[Source records]
**********

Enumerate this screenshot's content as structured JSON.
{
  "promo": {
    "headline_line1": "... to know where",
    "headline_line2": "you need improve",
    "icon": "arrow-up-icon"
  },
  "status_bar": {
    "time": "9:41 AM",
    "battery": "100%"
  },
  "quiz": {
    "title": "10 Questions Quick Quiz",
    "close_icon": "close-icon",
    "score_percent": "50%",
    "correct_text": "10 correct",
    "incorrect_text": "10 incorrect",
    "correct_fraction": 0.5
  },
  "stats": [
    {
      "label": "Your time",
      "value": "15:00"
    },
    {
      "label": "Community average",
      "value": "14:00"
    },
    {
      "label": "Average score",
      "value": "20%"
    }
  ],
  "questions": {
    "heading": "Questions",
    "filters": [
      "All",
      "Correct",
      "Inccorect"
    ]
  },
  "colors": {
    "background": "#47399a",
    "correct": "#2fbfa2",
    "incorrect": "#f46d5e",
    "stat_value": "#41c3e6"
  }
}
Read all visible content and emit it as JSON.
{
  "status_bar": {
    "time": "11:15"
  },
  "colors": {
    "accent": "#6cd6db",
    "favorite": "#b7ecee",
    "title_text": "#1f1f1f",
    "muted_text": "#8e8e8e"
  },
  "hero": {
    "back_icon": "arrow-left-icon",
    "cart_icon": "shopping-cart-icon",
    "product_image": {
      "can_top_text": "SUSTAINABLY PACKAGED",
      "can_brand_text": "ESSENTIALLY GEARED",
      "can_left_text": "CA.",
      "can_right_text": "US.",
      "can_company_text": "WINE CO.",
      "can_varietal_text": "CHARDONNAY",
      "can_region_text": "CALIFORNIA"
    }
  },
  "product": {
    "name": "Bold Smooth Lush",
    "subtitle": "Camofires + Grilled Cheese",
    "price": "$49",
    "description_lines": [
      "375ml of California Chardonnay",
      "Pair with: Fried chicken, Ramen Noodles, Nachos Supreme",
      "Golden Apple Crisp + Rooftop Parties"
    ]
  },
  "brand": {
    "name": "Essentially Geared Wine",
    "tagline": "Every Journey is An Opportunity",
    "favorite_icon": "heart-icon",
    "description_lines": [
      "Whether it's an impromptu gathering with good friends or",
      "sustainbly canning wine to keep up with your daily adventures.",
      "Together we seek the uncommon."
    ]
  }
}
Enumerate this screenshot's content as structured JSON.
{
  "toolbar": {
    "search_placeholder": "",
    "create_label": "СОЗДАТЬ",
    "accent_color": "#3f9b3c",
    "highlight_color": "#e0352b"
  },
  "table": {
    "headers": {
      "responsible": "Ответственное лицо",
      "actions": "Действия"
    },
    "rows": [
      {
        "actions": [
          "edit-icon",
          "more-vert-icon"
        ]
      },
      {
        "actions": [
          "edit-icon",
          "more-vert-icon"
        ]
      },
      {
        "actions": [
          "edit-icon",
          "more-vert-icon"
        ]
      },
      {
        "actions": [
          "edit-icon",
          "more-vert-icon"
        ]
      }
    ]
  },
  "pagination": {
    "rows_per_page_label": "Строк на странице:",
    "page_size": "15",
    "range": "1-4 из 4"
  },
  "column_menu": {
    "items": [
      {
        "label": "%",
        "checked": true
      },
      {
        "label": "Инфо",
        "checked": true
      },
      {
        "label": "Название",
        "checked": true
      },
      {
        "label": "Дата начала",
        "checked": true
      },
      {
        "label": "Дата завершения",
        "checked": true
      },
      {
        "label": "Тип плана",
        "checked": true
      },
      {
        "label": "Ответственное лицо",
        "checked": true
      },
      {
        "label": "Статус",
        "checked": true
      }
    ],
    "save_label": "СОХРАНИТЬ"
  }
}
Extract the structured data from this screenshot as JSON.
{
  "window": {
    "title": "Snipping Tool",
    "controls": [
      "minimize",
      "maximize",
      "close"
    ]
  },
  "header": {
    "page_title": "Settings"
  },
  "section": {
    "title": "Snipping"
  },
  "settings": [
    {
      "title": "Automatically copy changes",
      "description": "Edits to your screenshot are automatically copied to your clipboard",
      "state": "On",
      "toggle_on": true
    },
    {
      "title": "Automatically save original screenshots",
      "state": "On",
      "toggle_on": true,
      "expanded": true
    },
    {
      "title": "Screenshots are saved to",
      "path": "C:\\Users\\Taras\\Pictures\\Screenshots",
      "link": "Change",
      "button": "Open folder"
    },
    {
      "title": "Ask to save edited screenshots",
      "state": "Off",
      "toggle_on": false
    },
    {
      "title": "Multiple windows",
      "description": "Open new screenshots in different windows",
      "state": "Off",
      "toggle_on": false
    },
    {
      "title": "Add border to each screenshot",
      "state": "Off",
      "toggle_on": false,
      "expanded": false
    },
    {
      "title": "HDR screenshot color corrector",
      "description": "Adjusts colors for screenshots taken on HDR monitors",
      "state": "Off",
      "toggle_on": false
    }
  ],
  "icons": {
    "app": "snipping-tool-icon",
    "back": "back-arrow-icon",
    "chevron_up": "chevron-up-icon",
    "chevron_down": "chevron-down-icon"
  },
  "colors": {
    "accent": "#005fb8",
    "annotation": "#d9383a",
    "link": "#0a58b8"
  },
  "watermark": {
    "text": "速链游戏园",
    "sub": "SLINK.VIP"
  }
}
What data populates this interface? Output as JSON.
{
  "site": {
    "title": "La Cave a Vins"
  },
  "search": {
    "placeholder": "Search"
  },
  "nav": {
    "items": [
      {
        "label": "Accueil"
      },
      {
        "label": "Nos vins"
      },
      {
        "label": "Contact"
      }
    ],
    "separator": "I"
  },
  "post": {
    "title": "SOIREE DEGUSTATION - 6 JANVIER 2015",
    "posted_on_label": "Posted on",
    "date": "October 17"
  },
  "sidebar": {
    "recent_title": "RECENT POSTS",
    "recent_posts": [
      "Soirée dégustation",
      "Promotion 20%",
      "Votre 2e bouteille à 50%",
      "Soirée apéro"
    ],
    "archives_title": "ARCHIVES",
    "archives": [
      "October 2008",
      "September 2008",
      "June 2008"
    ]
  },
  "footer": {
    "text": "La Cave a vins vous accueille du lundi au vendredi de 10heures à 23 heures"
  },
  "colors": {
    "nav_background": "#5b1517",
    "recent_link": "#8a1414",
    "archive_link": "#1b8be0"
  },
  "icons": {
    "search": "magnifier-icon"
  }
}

**********

▶ **Objective**: Return all of the data exactly as it reads.

▶ **Solution for this problem**:
Enumerate this screenshot's content as structured JSON.
{
  "promo": {
    "headline_line1": "... to know where",
    "headline_line2": "you need improve",
    "icon": "arrow-up-icon"
  },
  "status_bar": {
    "time": "9:41 AM",
    "battery": "100%"
  },
  "quiz": {
    "title": "10 Questions Quick Quiz",
    "close_icon": "close-icon",
    "score_percent": "50%",
    "correct_text": "10 correct",
    "incorrect_text": "10 incorrect",
    "correct_fraction": 0.5
  },
  "stats": [
    {
      "label": "Your time",
      "value": "15:00"
    },
    {
      "label": "Community average",
      "value": "14:00"
    },
    {
      "label": "Average score",
      "value": "20%"
    }
  ],
  "questions": {
    "heading": "Questions",
    "filters": [
      "All",
      "Correct",
      "Inccorect"
    ]
  },
  "colors": {
    "background": "#47399a",
    "correct": "#2fbfa2",
    "incorrect": "#f46d5e",
    "stat_value": "#41c3e6"
  }
}
Read all visible content and emit it as JSON.
{
  "status_bar": {
    "time": "11:15"
  },
  "colors": {
    "accent": "#6cd6db",
    "favorite": "#b7ecee",
    "title_text": "#1f1f1f",
    "muted_text": "#8e8e8e"
  },
  "hero": {
    "back_icon": "arrow-left-icon",
    "cart_icon": "shopping-cart-icon",
    "product_image": {
      "can_top_text": "SUSTAINABLY PACKAGED",
      "can_brand_text": "ESSENTIALLY GEARED",
      "can_left_text": "CA.",
      "can_right_text": "US.",
      "can_company_text": "WINE CO.",
      "can_varietal_text": "CHARDONNAY",
      "can_region_text": "CALIFORNIA"
    }
  },
  "product": {
    "name": "Bold Smooth Lush",
    "subtitle": "Camofires + Grilled Cheese",
    "price": "$49",
    "description_lines": [
      "375ml of California Chardonnay",
      "Pair with: Fried chicken, Ramen Noodles, Nachos Supreme",
      "Golden Apple Crisp + Rooftop Parties"
    ]
  },
  "brand": {
    "name": "Essentially Geared Wine",
    "tagline": "Every Journey is An Opportunity",
    "favorite_icon": "heart-icon",
    "description_lines": [
      "Whether it's an impromptu gathering with good friends or",
      "sustainbly canning wine to keep up with your daily adventures.",
      "Together we seek the uncommon."
    ]
  }
}
Enumerate this screenshot's content as structured JSON.
{
  "toolbar": {
    "search_placeholder": "",
    "create_label": "СОЗДАТЬ",
    "accent_color": "#3f9b3c",
    "highlight_color": "#e0352b"
  },
  "table": {
    "headers": {
      "responsible": "Ответственное лицо",
      "actions": "Действия"
    },
    "rows": [
      {
        "actions": [
          "edit-icon",
          "more-vert-icon"
        ]
      },
      {
        "actions": [
          "edit-icon",
          "more-vert-icon"
        ]
      },
      {
        "actions": [
          "edit-icon",
          "more-vert-icon"
        ]
      },
      {
        "actions": [
          "edit-icon",
          "more-vert-icon"
        ]
      }
    ]
  },
  "pagination": {
    "rows_per_page_label": "Строк на странице:",
    "page_size": "15",
    "range": "1-4 из 4"
  },
  "column_menu": {
    "items": [
      {
        "label": "%",
        "checked": true
      },
      {
        "label": "Инфо",
        "checked": true
      },
      {
        "label": "Название",
        "checked": true
      },
      {
        "label": "Дата начала",
        "checked": true
      },
      {
        "label": "Дата завершения",
        "checked": true
      },
      {
        "label": "Тип плана",
        "checked": true
      },
      {
        "label": "Ответственное лицо",
        "checked": true
      },
      {
        "label": "Статус",
        "checked": true
      }
    ],
    "save_label": "СОХРАНИТЬ"
  }
}
Extract the structured data from this screenshot as JSON.
{
  "window": {
    "title": "Snipping Tool",
    "controls": [
      "minimize",
      "maximize",
      "close"
    ]
  },
  "header": {
    "page_title": "Settings"
  },
  "section": {
    "title": "Snipping"
  },
  "settings": [
    {
      "title": "Automatically copy changes",
      "description": "Edits to your screenshot are automatically copied to your clipboard",
      "state": "On",
      "toggle_on": true
    },
    {
      "title": "Automatically save original screenshots",
      "state": "On",
      "toggle_on": true,
      "expanded": true
    },
    {
      "title": "Screenshots are saved to",
      "path": "C:\\Users\\Taras\\Pictures\\Screenshots",
      "link": "Change",
      "button": "Open folder"
    },
    {
      "title": "Ask to save edited screenshots",
      "state": "Off",
      "toggle_on": false
    },
    {
      "title": "Multiple windows",
      "description": "Open new screenshots in different windows",
      "state": "Off",
      "toggle_on": false
    },
    {
      "title": "Add border to each screenshot",
      "state": "Off",
      "toggle_on": false,
      "expanded": false
    },
    {
      "title": "HDR screenshot color corrector",
      "description": "Adjusts colors for screenshots taken on HDR monitors",
      "state": "Off",
      "toggle_on": false
    }
  ],
  "icons": {
    "app": "snipping-tool-icon",
    "back": "back-arrow-icon",
    "chevron_up": "chevron-up-icon",
    "chevron_down": "chevron-down-icon"
  },
  "colors": {
    "accent": "#005fb8",
    "annotation": "#d9383a",
    "link": "#0a58b8"
  },
  "watermark": {
    "text": "速链游戏园",
    "sub": "SLINK.VIP"
  }
}
What data populates this interface? Output as JSON.
{
  "site": {
    "title": "La Cave a Vins"
  },
  "search": {
    "placeholder": "Search"
  },
  "nav": {
    "items": [
      {
        "label": "Accueil"
      },
      {
        "label": "Nos vins"
      },
      {
        "label": "Contact"
      }
    ],
    "separator": "I"
  },
  "post": {
    "title": "SOIREE DEGUSTATION - 6 JANVIER 2015",
    "posted_on_label": "Posted on",
    "date": "October 17"
  },
  "sidebar": {
    "recent_title": "RECENT POSTS",
    "recent_posts": [
      "Soirée dégustation",
      "Promotion 20%",
      "Votre 2e bouteille à 50%",
      "Soirée apéro"
    ],
    "archives_title": "ARCHIVES",
    "archives": [
      "October 2008",
      "September 2008",
      "June 2008"
    ]
  },
  "footer": {
    "text": "La Cave a vins vous accueille du lundi au vendredi de 10heures à 23 heures"
  },
  "colors": {
    "nav_background": "#5b1517",
    "recent_link": "#8a1414",
    "archive_link": "#1b8be0"
  },
  "icons": {
    "search": "magnifier-icon"
  }
}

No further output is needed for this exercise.